[Instruction] Leave out the pictures and copy everything else in the entries exactly.

[Recorded information]
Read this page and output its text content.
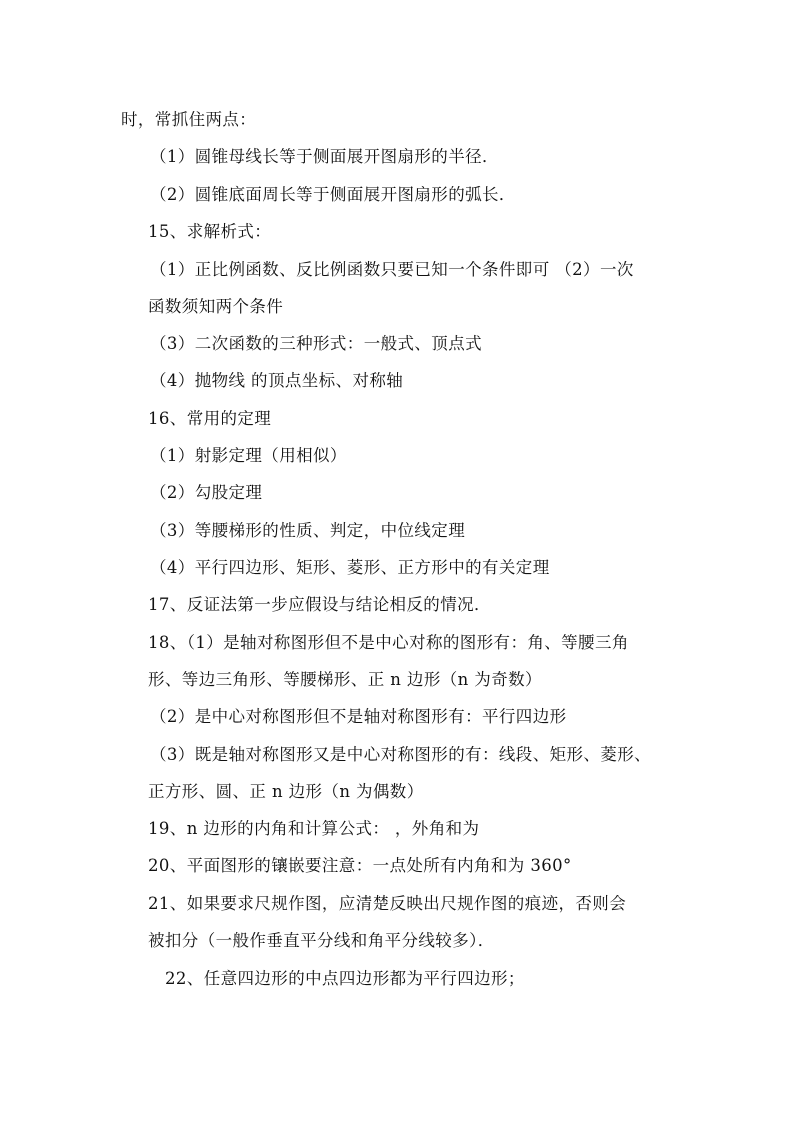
时，常抓住两点：
（1）圆锥母线长等于侧面展开图扇形的半径．
（2）圆锥底面周长等于侧面展开图扇形的弧长．
15、求解析式：
（1）正比例函数、反比例函数只要已知一个条件即可 （2）一次
函数须知两个条件
（3）二次函数的三种形式：一般式、顶点式
（4）抛物线 的顶点坐标、对称轴
16、常用的定理
（1）射影定理（用相似）
（2）勾股定理
（3）等腰梯形的性质、判定，中位线定理
（4）平行四边形、矩形、菱形、正方形中的有关定理
17、反证法第一步应假设与结论相反的情况．
18、（1）是轴对称图形但不是中心对称的图形有：角、等腰三角
形、等边三角形、等腰梯形、正 n 边形（n 为奇数）
（2）是中心对称图形但不是轴对称图形有：平行四边形
（3）既是轴对称图形又是中心对称图形的有：线段、矩形、菱形、
正方形、圆、正 n 边形（n 为偶数）
19、n 边形的内角和计算公式： ，外角和为
20、平面图形的镶嵌要注意：一点处所有内角和为 360°
21、如果要求尺规作图，应清楚反映出尺规作图的痕迹，否则会
被扣分（一般作垂直平分线和角平分线较多）．
22、任意四边形的中点四边形都为平行四边形；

[The reply]
Read this page and output its text content.
时，常抓住两点：
（1）圆锥母线长等于侧面展开图扇形的半径．
（2）圆锥底面周长等于侧面展开图扇形的弧长．
15、求解析式：
（1）正比例函数、反比例函数只要已知一个条件即可 （2）一次
函数须知两个条件
（3）二次函数的三种形式：一般式、顶点式
（4）抛物线 的顶点坐标、对称轴
16、常用的定理
（1）射影定理（用相似）
（2）勾股定理
（3）等腰梯形的性质、判定，中位线定理
（4）平行四边形、矩形、菱形、正方形中的有关定理
17、反证法第一步应假设与结论相反的情况．
18、（1）是轴对称图形但不是中心对称的图形有：角、等腰三角
形、等边三角形、等腰梯形、正 n 边形（n 为奇数）
（2）是中心对称图形但不是轴对称图形有：平行四边形
（3）既是轴对称图形又是中心对称图形的有：线段、矩形、菱形、
正方形、圆、正 n 边形（n 为偶数）
19、n 边形的内角和计算公式： ，外角和为
20、平面图形的镶嵌要注意：一点处所有内角和为 360°
21、如果要求尺规作图，应清楚反映出尺规作图的痕迹，否则会
被扣分（一般作垂直平分线和角平分线较多）．
22、任意四边形的中点四边形都为平行四边形；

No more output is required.